• REQUIRED TASK:
Wherever the string "Flow" appears in a line, extract that line.

• DATA:
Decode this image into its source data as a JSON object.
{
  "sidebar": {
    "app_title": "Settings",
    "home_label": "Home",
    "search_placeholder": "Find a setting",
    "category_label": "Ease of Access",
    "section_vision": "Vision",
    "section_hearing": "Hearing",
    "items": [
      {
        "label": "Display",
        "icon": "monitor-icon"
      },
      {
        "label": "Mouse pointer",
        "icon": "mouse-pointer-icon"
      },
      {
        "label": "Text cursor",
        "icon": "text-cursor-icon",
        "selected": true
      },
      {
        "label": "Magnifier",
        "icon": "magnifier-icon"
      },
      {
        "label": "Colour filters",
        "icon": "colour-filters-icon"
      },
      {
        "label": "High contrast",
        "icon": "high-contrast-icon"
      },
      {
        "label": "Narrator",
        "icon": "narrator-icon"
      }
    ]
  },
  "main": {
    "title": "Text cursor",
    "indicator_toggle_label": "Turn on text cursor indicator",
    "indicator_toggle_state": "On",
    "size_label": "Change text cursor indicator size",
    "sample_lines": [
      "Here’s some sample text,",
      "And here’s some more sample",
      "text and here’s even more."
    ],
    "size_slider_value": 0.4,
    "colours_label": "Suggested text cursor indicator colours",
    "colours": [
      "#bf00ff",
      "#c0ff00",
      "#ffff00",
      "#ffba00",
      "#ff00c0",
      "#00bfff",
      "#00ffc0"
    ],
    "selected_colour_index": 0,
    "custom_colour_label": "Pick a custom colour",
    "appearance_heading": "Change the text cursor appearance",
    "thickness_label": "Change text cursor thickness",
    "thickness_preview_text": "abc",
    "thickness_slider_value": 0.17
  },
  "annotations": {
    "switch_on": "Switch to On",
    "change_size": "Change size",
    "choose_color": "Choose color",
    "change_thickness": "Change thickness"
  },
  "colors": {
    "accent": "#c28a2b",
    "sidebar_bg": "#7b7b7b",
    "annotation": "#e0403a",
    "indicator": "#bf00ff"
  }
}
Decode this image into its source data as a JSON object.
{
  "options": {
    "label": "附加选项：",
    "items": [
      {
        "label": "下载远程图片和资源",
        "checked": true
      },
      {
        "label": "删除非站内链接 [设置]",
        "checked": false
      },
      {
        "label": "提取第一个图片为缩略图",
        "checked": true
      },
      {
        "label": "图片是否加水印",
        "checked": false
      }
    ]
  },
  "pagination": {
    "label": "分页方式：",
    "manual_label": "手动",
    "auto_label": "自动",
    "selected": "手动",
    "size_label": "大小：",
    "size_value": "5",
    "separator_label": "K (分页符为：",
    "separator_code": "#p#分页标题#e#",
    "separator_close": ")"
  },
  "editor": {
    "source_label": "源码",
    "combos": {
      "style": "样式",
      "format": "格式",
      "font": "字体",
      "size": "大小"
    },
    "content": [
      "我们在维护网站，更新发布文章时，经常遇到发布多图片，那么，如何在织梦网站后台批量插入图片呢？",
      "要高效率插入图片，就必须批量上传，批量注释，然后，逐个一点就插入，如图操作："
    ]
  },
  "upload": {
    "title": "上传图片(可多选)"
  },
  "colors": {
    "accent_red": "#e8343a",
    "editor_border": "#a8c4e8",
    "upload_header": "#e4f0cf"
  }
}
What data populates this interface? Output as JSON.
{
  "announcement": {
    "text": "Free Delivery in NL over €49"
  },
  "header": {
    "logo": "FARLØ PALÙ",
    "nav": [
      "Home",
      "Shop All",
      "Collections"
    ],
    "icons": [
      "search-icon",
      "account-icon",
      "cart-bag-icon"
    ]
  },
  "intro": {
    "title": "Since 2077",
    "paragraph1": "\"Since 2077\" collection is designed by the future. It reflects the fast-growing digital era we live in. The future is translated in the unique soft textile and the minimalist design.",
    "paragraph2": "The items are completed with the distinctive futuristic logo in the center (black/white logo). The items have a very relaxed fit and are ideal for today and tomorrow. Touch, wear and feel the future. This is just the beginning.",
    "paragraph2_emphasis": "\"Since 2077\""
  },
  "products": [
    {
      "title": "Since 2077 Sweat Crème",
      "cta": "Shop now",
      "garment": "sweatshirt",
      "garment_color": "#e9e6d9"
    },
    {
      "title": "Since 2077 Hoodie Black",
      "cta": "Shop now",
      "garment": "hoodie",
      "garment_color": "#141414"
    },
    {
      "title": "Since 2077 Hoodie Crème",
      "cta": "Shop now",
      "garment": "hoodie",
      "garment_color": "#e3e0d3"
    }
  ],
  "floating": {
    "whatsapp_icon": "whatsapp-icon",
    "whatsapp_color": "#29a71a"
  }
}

--

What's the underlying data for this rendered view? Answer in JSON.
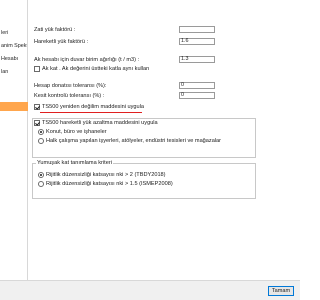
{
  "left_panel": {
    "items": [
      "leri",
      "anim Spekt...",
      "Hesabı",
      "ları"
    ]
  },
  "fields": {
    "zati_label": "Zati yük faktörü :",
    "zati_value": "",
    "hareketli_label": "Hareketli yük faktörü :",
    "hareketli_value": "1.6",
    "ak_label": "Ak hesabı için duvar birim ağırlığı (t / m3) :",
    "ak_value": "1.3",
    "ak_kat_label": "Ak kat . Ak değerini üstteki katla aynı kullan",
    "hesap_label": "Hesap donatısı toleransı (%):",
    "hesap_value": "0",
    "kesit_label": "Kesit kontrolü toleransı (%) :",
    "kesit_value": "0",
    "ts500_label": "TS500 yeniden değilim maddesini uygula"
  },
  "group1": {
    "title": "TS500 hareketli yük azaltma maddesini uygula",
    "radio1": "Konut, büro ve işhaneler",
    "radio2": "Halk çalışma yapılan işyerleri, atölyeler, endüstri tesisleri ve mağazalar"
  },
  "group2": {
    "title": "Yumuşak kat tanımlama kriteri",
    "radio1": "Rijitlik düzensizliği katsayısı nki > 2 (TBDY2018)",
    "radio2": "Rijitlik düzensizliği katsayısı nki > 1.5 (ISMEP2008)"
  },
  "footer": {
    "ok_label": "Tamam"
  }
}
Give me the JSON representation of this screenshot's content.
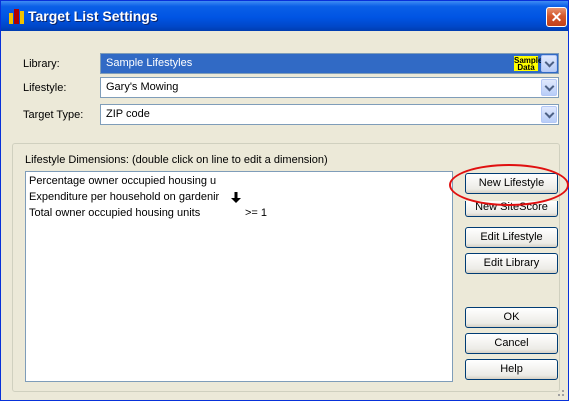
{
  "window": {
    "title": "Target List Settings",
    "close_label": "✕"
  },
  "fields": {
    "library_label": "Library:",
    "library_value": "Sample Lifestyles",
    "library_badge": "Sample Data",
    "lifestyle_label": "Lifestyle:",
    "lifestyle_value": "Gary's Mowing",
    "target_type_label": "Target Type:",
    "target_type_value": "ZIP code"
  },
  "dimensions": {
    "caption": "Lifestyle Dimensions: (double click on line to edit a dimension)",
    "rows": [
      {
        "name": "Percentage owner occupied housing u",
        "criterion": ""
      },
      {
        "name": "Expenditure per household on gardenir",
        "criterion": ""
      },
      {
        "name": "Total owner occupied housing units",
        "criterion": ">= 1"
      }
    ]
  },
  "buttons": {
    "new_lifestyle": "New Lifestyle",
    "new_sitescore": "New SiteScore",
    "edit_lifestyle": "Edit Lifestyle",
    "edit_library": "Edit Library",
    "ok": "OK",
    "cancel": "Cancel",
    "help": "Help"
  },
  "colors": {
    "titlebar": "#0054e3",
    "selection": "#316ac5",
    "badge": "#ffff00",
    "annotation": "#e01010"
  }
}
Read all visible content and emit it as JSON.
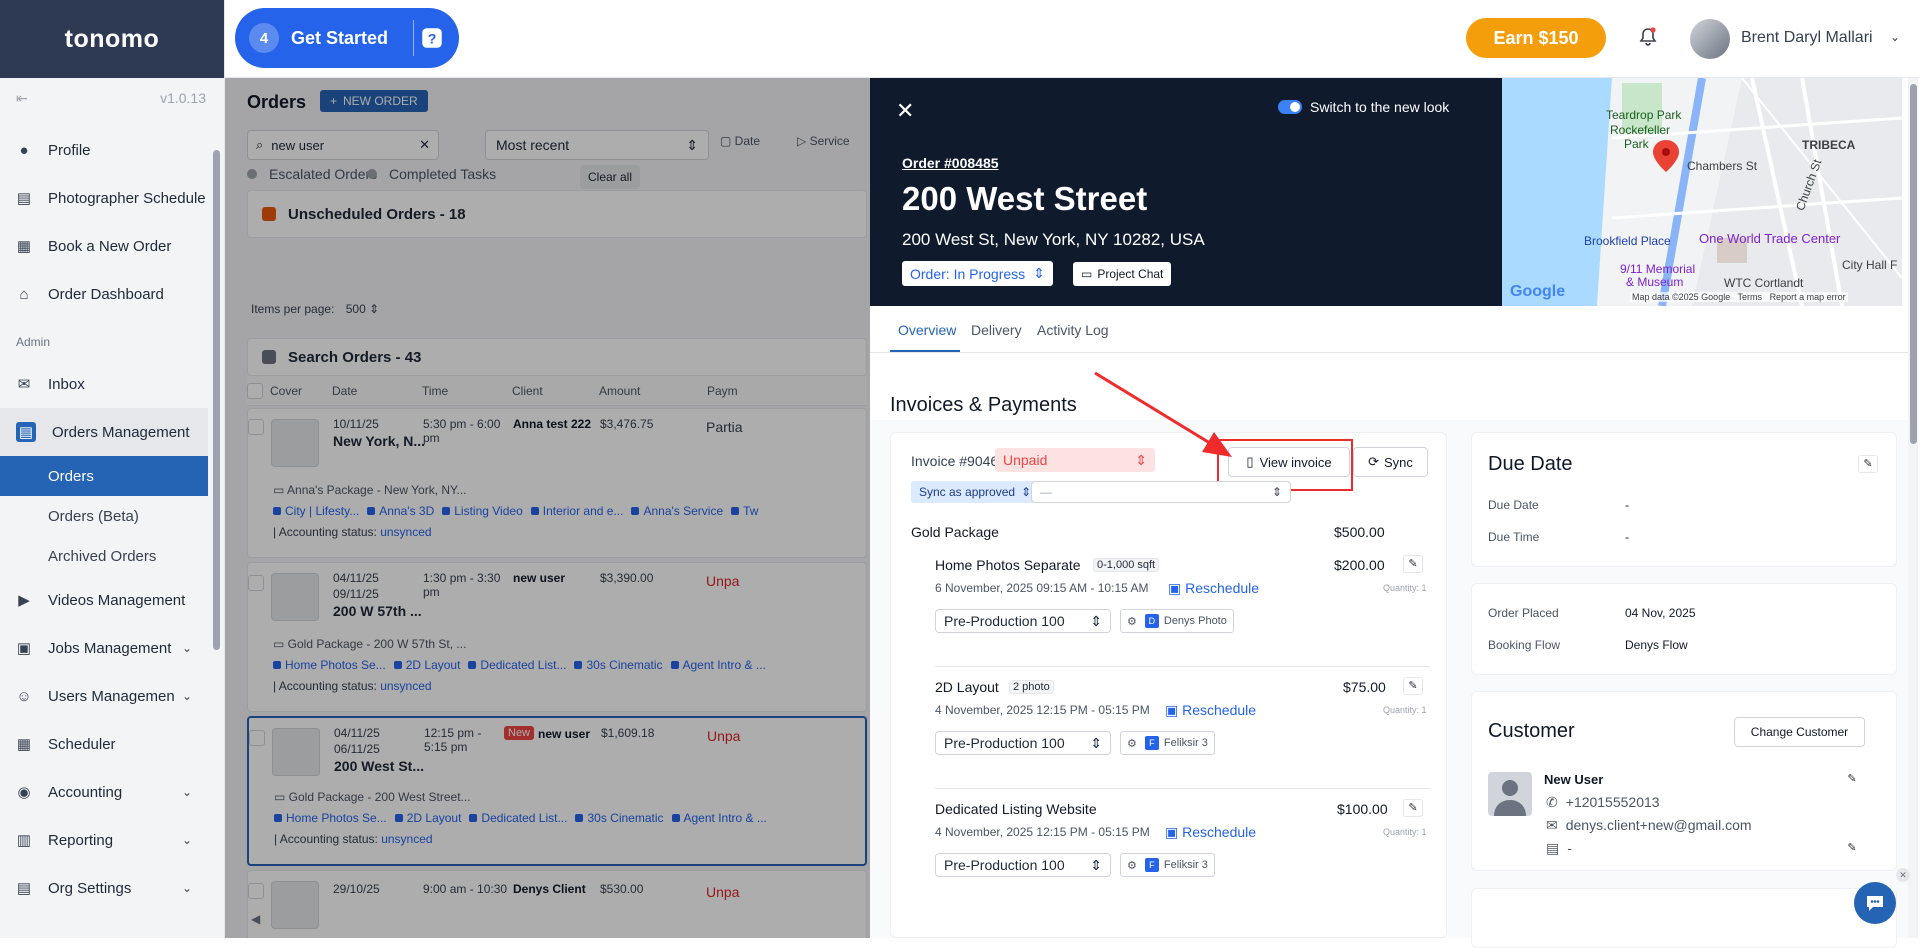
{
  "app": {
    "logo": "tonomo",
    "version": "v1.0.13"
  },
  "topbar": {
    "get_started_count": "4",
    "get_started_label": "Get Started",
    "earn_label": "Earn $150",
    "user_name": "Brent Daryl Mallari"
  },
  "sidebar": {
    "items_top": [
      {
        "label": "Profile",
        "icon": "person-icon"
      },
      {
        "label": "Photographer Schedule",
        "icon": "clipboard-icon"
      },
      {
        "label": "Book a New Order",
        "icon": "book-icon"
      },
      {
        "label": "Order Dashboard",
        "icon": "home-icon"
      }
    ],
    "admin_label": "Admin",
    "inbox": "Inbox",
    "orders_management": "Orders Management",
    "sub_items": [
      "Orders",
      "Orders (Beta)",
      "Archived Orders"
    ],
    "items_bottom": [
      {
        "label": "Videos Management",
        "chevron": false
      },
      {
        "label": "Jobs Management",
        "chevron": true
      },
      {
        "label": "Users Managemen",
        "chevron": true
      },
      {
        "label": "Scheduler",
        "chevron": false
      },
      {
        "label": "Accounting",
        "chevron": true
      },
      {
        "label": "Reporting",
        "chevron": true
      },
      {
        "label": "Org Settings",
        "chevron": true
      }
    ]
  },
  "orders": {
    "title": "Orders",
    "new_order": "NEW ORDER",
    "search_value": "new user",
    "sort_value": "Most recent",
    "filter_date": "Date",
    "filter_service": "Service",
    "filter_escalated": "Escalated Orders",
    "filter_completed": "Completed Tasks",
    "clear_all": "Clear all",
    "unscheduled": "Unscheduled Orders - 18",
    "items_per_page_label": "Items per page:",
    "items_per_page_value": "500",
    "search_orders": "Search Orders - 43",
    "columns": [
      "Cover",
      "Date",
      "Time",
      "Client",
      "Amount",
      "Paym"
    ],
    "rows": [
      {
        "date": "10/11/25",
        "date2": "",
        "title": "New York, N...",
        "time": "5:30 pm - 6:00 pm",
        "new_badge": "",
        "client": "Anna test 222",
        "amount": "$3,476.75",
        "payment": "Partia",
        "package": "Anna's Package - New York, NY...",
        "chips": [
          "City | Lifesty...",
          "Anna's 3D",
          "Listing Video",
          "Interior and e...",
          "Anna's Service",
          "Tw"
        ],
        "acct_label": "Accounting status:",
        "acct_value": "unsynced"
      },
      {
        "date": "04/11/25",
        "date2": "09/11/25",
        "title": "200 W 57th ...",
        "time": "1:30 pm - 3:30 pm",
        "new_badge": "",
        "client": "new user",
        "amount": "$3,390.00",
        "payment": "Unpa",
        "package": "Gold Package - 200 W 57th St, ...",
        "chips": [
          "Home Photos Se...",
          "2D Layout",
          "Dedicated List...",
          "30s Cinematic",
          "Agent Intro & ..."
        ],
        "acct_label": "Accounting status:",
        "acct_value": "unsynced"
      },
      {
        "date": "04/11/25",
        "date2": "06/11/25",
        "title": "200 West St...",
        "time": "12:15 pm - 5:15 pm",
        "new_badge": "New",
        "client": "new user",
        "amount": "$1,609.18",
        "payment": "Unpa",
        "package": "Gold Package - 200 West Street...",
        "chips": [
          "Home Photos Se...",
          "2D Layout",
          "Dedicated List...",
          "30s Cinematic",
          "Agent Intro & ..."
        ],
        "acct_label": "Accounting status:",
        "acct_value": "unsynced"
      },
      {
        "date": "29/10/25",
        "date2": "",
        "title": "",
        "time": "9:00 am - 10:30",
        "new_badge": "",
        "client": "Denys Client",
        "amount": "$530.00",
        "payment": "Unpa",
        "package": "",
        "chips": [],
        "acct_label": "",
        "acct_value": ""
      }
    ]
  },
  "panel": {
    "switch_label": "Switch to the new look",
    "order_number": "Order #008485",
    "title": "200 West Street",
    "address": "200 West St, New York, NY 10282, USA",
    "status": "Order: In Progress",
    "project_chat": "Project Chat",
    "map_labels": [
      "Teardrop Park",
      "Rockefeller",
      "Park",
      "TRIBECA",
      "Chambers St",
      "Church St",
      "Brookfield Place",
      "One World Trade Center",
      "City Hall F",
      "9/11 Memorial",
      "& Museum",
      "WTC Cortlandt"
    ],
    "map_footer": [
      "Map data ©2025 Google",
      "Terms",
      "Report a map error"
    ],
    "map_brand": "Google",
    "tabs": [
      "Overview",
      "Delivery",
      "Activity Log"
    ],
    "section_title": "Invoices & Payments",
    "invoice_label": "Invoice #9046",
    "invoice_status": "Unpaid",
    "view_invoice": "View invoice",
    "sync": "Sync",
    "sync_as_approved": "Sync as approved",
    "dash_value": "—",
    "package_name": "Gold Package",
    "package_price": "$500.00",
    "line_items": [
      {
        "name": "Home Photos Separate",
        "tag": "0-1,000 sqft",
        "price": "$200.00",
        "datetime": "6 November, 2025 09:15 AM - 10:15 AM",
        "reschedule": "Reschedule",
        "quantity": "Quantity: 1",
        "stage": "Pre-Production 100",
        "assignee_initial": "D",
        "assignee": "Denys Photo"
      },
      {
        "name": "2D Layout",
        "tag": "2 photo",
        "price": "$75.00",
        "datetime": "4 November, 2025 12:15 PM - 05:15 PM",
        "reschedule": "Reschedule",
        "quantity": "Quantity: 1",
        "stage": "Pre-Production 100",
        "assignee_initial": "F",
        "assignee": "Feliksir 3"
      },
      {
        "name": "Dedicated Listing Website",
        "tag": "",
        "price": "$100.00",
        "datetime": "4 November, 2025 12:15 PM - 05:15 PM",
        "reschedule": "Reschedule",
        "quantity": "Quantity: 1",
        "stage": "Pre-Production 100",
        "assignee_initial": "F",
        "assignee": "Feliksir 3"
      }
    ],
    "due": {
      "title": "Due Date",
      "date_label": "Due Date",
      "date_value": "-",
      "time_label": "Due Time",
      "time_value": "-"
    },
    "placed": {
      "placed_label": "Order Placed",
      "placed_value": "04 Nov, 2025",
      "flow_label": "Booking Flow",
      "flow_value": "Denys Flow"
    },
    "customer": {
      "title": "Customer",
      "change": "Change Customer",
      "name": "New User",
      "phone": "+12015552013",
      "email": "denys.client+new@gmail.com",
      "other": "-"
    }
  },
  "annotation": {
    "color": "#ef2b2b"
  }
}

--

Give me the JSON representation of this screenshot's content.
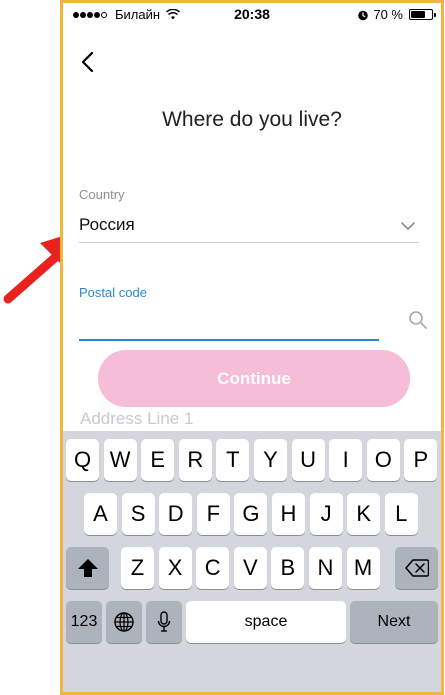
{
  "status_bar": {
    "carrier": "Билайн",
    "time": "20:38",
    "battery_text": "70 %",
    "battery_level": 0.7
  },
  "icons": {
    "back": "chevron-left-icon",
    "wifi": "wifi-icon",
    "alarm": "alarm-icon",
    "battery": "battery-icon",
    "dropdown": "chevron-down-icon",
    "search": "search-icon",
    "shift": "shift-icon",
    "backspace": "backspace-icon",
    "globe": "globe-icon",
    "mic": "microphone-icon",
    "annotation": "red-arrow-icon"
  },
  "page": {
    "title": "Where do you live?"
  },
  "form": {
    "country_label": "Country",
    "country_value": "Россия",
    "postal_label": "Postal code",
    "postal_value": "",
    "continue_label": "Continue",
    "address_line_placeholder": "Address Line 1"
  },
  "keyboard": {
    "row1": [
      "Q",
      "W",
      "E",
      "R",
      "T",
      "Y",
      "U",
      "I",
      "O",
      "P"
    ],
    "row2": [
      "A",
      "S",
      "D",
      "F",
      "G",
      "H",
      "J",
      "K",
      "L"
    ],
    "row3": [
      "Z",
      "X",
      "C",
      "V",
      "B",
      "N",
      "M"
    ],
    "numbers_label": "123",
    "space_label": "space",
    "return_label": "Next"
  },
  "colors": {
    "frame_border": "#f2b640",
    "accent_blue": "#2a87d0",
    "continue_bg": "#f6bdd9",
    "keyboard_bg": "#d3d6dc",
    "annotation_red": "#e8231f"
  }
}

• RESPONSE FOR THIS EXERCISE:
      "flow_label": "Booking Flow",
      "flow_value": "Denys Flow"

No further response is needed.